Given exercise: What follows is a set of entries. Give them again exactly, without the pictures.

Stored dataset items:
____
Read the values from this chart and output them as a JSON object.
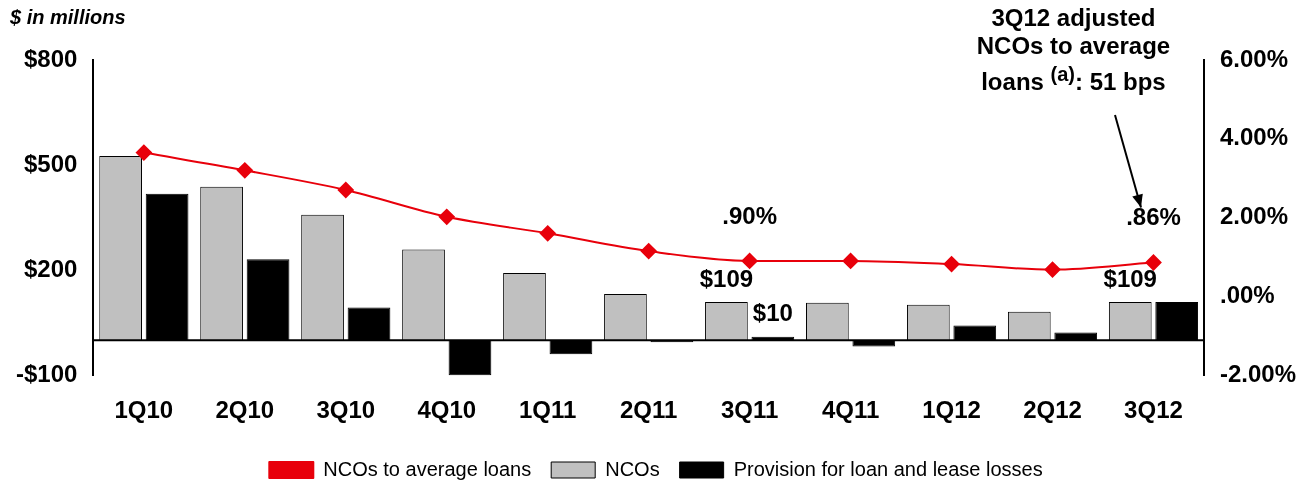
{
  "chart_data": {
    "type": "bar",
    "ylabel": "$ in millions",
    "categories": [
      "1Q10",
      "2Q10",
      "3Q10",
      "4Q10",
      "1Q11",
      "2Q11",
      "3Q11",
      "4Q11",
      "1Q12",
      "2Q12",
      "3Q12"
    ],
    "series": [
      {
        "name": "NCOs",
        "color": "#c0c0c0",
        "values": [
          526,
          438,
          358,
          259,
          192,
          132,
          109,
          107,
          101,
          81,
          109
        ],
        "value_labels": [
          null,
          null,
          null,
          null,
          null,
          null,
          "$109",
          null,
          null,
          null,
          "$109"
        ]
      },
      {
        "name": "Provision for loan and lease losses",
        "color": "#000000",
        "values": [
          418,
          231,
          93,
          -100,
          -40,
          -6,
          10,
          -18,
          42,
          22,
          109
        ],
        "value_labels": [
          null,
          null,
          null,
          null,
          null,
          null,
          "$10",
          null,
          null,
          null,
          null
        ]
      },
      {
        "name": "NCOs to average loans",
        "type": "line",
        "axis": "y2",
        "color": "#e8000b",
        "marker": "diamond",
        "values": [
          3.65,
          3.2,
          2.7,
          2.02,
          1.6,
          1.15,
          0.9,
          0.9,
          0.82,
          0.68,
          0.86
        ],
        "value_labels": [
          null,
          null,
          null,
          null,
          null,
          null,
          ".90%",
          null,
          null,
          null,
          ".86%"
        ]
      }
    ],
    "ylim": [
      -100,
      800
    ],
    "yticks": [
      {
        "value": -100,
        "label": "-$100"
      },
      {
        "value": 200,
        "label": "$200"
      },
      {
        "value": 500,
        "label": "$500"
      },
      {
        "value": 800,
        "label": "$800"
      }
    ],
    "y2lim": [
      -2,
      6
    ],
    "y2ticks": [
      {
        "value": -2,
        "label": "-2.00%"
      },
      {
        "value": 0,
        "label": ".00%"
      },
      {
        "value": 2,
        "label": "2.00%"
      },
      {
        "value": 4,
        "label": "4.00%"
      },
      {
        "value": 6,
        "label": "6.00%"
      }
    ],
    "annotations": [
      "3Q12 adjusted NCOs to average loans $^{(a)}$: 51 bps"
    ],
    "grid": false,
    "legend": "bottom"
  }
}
____
Answer to this problem:
Read the values from this chart and output them as a JSON object.
{
  "chart_data": {
    "type": "bar",
    "ylabel": "$ in millions",
    "categories": [
      "1Q10",
      "2Q10",
      "3Q10",
      "4Q10",
      "1Q11",
      "2Q11",
      "3Q11",
      "4Q11",
      "1Q12",
      "2Q12",
      "3Q12"
    ],
    "series": [
      {
        "name": "NCOs",
        "color": "#c0c0c0",
        "values": [
          526,
          438,
          358,
          259,
          192,
          132,
          109,
          107,
          101,
          81,
          109
        ],
        "value_labels": [
          null,
          null,
          null,
          null,
          null,
          null,
          "$109",
          null,
          null,
          null,
          "$109"
        ]
      },
      {
        "name": "Provision for loan and lease losses",
        "color": "#000000",
        "values": [
          418,
          231,
          93,
          -100,
          -40,
          -6,
          10,
          -18,
          42,
          22,
          109
        ],
        "value_labels": [
          null,
          null,
          null,
          null,
          null,
          null,
          "$10",
          null,
          null,
          null,
          null
        ]
      },
      {
        "name": "NCOs to average loans",
        "type": "line",
        "axis": "y2",
        "color": "#e8000b",
        "marker": "diamond",
        "values": [
          3.65,
          3.2,
          2.7,
          2.02,
          1.6,
          1.15,
          0.9,
          0.9,
          0.82,
          0.68,
          0.86
        ],
        "value_labels": [
          null,
          null,
          null,
          null,
          null,
          null,
          ".90%",
          null,
          null,
          null,
          ".86%"
        ]
      }
    ],
    "ylim": [
      -100,
      800
    ],
    "yticks": [
      {
        "value": -100,
        "label": "-$100"
      },
      {
        "value": 200,
        "label": "$200"
      },
      {
        "value": 500,
        "label": "$500"
      },
      {
        "value": 800,
        "label": "$800"
      }
    ],
    "y2lim": [
      -2,
      6
    ],
    "y2ticks": [
      {
        "value": -2,
        "label": "-2.00%"
      },
      {
        "value": 0,
        "label": ".00%"
      },
      {
        "value": 2,
        "label": "2.00%"
      },
      {
        "value": 4,
        "label": "4.00%"
      },
      {
        "value": 6,
        "label": "6.00%"
      }
    ],
    "annotations": [
      "3Q12 adjusted NCOs to average loans $^{(a)}$: 51 bps"
    ],
    "grid": false,
    "legend": "bottom"
  }
}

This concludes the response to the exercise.